**Task directions**
Which lines in the material below contain the word "วยสอนแบบปกต"? Copy each of them.

**Given records**
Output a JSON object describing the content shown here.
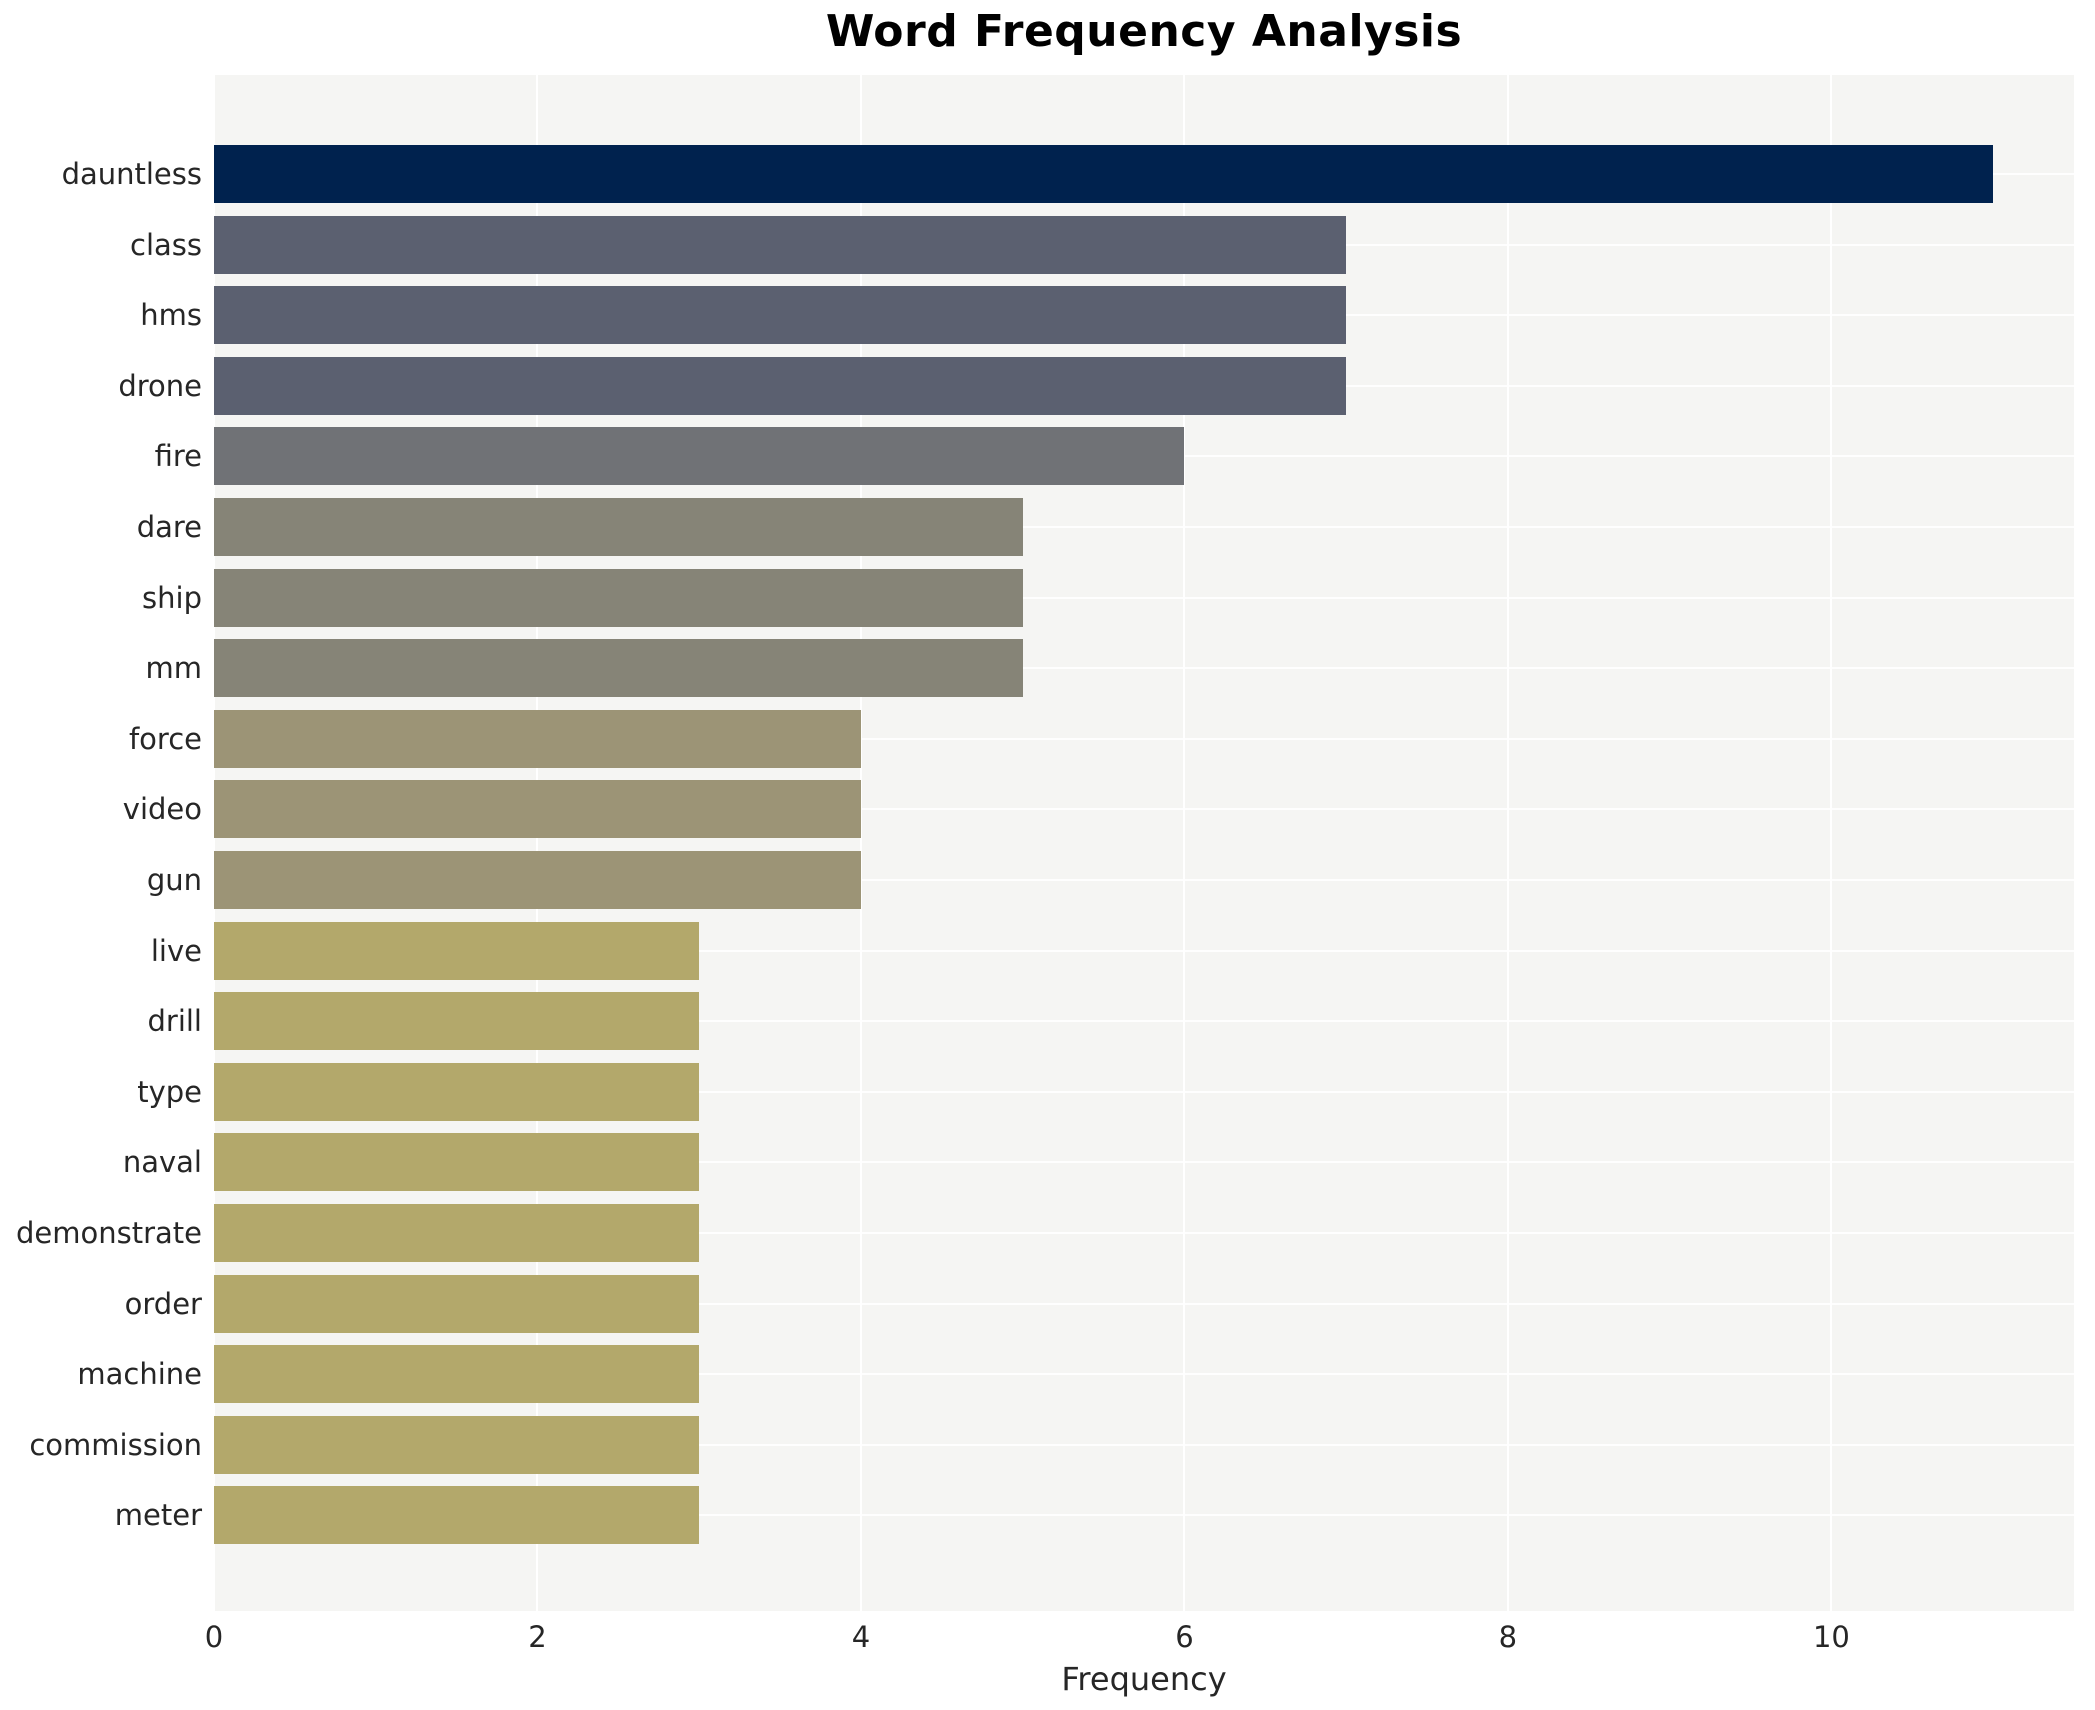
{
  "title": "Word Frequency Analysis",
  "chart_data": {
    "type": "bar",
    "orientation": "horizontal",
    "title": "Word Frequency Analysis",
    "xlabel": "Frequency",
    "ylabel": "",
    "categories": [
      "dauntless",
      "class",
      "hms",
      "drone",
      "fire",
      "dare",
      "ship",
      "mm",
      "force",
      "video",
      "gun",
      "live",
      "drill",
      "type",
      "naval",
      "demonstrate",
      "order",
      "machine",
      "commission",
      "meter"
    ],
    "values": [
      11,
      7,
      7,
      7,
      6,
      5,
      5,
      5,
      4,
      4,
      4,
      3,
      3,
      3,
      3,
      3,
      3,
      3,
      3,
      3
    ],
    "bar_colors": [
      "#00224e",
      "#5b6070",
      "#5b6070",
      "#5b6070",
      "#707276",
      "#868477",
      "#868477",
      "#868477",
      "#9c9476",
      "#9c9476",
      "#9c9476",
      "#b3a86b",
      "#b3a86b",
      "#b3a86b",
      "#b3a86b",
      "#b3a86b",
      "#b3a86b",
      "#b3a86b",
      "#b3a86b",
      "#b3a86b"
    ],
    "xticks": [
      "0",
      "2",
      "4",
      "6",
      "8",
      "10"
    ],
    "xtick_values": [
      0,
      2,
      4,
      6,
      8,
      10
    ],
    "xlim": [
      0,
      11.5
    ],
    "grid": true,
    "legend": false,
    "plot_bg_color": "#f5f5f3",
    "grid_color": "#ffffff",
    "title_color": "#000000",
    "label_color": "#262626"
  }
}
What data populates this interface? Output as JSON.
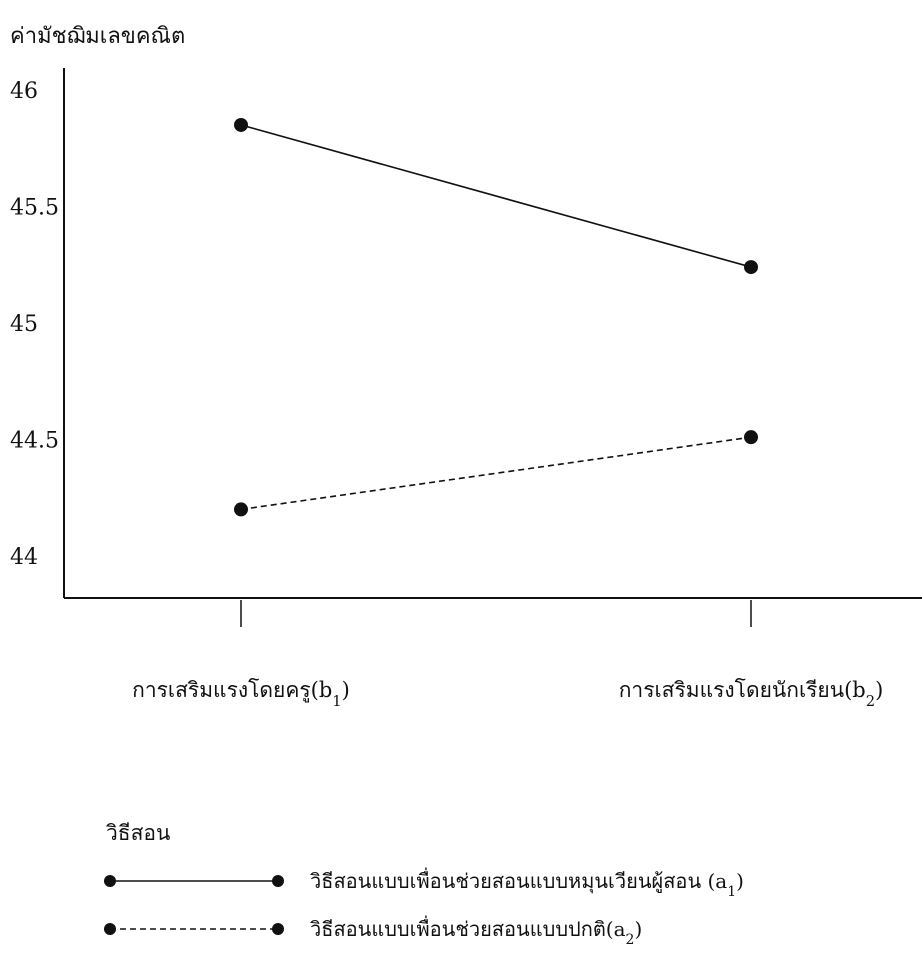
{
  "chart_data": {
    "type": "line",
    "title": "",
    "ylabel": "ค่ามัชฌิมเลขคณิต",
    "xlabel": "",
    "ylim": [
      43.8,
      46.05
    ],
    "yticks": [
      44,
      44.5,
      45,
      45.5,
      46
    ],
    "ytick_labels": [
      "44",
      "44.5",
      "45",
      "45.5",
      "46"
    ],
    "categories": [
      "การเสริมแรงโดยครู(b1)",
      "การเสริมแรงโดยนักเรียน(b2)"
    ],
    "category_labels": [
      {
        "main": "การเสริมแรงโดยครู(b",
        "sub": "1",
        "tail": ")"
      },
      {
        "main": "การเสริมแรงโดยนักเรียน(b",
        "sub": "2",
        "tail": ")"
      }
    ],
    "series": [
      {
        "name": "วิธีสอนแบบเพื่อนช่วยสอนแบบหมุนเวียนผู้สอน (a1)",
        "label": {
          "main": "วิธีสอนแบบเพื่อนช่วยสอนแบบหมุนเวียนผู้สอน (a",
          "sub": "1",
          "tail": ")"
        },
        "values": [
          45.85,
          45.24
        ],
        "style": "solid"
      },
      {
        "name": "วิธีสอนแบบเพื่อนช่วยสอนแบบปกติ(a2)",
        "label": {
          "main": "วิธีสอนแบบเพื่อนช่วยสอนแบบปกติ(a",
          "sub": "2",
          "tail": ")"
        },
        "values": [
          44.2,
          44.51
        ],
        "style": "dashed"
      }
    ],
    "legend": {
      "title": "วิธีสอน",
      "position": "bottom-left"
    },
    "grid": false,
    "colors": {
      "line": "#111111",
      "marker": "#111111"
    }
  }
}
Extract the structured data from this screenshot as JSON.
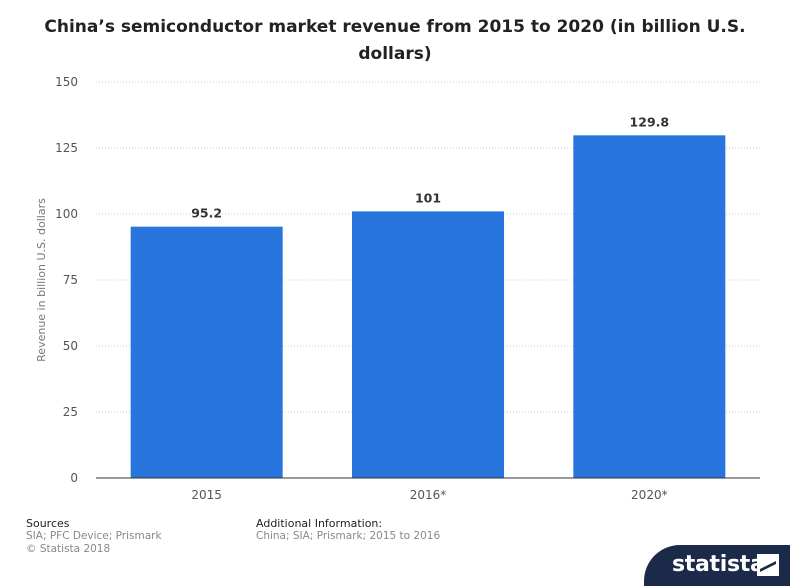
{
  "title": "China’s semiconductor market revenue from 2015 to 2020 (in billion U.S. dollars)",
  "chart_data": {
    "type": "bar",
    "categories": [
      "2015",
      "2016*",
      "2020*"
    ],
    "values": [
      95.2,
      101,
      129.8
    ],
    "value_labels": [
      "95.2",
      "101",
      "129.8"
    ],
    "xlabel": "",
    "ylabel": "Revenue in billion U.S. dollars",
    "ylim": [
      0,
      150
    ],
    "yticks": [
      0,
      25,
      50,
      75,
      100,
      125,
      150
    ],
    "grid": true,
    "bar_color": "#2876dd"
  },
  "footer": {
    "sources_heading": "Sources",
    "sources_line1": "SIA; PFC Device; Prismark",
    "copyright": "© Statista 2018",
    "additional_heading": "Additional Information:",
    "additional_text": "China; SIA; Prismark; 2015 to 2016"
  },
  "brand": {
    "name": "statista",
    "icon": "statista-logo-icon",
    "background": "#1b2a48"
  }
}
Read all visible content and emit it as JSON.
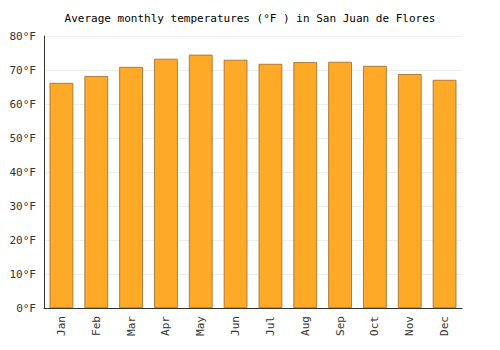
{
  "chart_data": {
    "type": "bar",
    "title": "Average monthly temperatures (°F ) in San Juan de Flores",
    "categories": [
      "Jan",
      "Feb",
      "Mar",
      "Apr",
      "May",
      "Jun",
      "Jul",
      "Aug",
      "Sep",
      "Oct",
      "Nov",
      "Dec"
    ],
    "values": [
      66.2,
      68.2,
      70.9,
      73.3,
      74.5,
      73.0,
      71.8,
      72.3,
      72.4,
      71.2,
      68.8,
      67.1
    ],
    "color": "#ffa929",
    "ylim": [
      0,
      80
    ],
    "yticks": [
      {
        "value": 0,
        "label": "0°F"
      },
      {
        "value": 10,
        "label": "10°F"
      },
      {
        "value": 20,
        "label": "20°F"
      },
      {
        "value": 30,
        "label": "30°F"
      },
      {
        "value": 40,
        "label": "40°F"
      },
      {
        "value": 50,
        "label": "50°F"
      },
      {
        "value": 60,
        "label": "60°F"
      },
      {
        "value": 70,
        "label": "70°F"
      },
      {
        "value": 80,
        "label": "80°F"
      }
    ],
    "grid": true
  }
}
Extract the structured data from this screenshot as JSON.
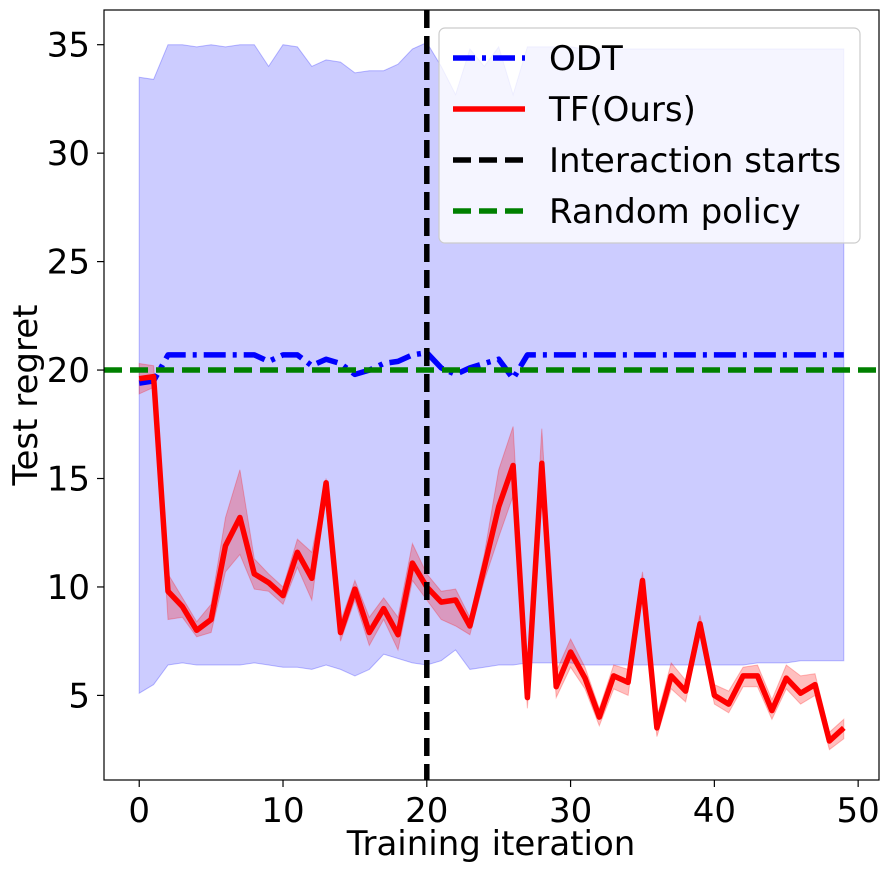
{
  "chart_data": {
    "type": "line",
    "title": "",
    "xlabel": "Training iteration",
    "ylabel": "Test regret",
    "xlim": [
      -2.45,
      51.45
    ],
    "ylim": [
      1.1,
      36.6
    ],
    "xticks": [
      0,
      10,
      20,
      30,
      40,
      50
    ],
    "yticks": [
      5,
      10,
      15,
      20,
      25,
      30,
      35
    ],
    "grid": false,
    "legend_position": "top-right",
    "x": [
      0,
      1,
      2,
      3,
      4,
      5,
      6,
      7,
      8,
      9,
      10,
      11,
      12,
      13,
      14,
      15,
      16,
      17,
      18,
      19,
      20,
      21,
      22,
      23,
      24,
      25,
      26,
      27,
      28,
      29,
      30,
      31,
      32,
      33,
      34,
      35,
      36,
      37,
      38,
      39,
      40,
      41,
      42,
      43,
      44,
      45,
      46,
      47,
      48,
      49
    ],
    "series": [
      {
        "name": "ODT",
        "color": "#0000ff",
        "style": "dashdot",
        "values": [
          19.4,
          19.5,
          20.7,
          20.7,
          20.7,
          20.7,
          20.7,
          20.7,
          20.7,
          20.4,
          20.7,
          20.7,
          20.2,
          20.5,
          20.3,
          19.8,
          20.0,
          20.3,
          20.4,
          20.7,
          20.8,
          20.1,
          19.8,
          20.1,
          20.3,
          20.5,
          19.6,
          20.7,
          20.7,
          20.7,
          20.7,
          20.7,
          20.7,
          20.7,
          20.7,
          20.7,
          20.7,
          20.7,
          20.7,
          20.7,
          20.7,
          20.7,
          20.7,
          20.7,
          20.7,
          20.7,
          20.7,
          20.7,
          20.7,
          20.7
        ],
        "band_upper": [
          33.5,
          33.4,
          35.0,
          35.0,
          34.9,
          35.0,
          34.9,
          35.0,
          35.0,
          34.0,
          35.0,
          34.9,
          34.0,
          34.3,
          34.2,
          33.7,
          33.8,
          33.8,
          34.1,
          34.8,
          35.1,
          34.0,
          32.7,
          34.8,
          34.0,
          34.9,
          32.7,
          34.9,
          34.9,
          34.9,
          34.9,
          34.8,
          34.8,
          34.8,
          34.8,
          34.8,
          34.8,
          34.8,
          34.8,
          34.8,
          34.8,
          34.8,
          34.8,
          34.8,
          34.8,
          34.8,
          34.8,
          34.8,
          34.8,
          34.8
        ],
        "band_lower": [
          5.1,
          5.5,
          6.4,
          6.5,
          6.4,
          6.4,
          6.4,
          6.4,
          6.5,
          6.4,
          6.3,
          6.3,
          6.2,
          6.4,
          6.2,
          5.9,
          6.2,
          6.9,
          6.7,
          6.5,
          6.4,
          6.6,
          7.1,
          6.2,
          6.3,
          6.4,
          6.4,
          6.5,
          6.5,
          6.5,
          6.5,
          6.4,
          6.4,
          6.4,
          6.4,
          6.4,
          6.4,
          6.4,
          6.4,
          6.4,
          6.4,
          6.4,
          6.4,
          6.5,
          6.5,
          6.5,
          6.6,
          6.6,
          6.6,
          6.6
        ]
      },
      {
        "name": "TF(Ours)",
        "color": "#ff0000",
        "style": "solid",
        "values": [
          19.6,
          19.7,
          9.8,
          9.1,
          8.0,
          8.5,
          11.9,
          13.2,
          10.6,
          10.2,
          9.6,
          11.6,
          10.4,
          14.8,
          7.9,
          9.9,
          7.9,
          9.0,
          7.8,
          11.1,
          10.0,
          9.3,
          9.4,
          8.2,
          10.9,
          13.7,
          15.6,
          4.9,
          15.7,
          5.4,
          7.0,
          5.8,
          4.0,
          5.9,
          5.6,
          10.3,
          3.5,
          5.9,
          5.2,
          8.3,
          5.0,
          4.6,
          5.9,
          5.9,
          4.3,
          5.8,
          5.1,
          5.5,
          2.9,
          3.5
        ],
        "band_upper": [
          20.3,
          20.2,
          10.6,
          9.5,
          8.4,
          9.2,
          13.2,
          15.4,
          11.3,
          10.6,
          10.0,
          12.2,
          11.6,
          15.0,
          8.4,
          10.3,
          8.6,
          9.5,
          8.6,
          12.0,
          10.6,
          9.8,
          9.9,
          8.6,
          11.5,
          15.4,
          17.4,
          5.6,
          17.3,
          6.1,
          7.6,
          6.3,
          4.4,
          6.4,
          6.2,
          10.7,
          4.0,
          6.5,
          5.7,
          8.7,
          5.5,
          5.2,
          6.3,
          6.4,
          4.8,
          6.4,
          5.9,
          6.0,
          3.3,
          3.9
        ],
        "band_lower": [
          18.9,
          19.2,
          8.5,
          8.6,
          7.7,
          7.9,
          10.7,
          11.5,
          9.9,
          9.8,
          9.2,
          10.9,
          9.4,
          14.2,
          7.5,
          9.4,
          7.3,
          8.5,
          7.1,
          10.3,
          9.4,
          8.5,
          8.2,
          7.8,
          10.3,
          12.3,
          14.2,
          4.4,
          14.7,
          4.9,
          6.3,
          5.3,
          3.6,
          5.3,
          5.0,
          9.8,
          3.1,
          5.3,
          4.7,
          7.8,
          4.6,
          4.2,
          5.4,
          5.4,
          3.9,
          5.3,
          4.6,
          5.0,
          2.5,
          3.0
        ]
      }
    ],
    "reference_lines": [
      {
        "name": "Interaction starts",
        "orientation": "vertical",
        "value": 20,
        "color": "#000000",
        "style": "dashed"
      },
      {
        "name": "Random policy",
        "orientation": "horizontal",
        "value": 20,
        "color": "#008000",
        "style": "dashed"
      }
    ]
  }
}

**Solution for this exercise**
        "name": "วิธีสอนแบบเพื่อนช่วยสอนแบบปกติ(a2)",
          "main": "วิธีสอนแบบเพื่อนช่วยสอนแบบปกติ(a",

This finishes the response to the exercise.